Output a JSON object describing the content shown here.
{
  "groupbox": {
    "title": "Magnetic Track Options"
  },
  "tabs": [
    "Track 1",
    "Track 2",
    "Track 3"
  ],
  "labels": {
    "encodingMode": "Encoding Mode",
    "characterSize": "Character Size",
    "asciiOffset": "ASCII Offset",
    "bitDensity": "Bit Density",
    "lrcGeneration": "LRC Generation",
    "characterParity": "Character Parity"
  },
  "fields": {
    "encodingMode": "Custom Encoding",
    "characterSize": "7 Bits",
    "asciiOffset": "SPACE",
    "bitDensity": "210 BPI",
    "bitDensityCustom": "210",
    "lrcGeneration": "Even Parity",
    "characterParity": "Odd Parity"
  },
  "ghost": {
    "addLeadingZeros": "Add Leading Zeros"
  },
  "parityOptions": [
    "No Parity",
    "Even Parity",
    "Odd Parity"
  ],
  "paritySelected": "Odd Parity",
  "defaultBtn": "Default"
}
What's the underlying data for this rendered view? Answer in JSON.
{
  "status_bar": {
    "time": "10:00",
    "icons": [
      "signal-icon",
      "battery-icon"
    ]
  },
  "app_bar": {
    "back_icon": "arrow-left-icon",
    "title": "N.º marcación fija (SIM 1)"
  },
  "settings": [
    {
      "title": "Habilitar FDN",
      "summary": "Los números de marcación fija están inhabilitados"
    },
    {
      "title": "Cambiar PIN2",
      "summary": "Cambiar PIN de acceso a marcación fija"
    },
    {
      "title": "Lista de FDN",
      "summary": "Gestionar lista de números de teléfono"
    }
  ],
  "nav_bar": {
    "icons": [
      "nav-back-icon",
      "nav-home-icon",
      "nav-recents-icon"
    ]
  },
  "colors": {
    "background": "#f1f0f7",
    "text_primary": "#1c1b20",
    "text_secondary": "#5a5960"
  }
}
◇ ◇ ◇ ◇ ◇ ◇ ◇
Objective: Single out each line of the records above with the string "Track" in it, and copy it.

Response to the task:
    "title": "Magnetic Track Options"
    "Track 1",
    "Track 2",
    "Track 3"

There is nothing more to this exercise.